BEGIN Entries

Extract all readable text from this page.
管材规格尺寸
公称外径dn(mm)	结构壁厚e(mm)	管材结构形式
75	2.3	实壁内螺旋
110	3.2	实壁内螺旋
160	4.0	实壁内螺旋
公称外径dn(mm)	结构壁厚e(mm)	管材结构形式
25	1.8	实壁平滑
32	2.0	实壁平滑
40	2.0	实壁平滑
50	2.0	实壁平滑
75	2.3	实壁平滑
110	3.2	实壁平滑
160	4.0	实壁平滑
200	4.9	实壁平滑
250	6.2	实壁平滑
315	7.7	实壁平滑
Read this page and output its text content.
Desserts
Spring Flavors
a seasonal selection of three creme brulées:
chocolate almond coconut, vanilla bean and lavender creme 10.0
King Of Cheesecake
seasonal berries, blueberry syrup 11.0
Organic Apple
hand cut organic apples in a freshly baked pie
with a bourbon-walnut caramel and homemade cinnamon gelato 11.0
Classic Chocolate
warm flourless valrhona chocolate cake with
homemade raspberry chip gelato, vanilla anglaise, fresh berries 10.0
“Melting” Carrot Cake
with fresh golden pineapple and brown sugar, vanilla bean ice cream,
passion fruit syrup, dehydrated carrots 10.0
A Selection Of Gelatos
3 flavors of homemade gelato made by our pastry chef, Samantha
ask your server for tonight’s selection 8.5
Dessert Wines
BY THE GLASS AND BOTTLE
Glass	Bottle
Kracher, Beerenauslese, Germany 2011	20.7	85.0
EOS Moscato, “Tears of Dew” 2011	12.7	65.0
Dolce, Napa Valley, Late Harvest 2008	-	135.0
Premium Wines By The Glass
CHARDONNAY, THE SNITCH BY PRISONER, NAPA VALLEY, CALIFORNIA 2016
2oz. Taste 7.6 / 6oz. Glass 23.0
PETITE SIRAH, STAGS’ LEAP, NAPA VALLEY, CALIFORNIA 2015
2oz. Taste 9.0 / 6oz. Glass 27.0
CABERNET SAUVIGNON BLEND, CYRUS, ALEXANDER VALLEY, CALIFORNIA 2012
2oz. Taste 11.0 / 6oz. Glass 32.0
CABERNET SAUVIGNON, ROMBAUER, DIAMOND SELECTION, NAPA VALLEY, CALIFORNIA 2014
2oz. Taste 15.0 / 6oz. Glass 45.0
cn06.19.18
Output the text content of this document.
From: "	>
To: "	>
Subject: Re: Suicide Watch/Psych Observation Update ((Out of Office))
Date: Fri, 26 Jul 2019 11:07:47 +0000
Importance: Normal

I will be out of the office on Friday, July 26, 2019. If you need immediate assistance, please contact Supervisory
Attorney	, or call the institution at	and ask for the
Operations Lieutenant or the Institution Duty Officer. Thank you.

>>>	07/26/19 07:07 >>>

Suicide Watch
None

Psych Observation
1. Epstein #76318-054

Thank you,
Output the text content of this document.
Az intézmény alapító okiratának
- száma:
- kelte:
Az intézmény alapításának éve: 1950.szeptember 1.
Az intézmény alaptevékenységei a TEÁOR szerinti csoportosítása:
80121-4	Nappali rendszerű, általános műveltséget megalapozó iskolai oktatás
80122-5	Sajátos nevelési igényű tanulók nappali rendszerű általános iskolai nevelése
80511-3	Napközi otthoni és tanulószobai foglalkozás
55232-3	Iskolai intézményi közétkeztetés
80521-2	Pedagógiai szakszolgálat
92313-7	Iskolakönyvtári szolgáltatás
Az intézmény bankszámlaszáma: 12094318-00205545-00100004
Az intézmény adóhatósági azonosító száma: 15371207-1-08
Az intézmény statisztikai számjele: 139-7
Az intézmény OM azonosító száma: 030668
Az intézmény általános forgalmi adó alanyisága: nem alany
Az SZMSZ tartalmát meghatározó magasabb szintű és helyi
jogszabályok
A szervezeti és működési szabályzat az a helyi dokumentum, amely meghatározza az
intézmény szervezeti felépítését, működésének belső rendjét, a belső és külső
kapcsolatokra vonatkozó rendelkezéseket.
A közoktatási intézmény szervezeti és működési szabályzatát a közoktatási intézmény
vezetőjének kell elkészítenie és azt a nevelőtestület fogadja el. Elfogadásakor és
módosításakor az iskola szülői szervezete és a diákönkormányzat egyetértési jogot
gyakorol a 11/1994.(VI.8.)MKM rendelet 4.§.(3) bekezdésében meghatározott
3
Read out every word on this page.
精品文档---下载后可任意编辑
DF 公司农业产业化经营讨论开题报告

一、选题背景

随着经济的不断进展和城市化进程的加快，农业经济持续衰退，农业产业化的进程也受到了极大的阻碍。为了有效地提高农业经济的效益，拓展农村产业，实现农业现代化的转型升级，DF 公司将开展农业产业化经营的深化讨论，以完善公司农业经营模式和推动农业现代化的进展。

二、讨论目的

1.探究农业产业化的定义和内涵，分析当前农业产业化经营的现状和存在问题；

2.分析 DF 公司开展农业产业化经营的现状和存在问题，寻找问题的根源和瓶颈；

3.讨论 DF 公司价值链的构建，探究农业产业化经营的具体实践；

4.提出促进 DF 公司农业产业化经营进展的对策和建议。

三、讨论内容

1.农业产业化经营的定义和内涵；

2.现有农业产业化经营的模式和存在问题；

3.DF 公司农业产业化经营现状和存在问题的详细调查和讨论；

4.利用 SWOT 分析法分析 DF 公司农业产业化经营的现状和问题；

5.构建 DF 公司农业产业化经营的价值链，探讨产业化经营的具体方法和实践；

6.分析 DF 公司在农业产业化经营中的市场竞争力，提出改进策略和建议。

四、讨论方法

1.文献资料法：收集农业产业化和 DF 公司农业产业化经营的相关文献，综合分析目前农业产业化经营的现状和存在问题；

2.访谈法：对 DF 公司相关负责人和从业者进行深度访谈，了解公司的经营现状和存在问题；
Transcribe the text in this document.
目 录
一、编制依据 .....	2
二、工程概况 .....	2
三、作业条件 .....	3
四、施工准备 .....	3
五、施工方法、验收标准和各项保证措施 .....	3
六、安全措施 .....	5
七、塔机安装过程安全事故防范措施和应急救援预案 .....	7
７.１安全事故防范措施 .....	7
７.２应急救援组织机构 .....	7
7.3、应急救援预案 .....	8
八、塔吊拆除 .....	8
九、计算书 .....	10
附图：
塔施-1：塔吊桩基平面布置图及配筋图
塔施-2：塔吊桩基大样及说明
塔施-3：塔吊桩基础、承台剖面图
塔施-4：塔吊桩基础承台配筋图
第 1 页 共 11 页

END Entries

=== Exercise ===
Pick out all lines from the data above in which the word "Watch" appears.

=== In response ===
Subject: Re: Suicide Watch/Psych Observation Update ((Out of Office))
Suicide Watch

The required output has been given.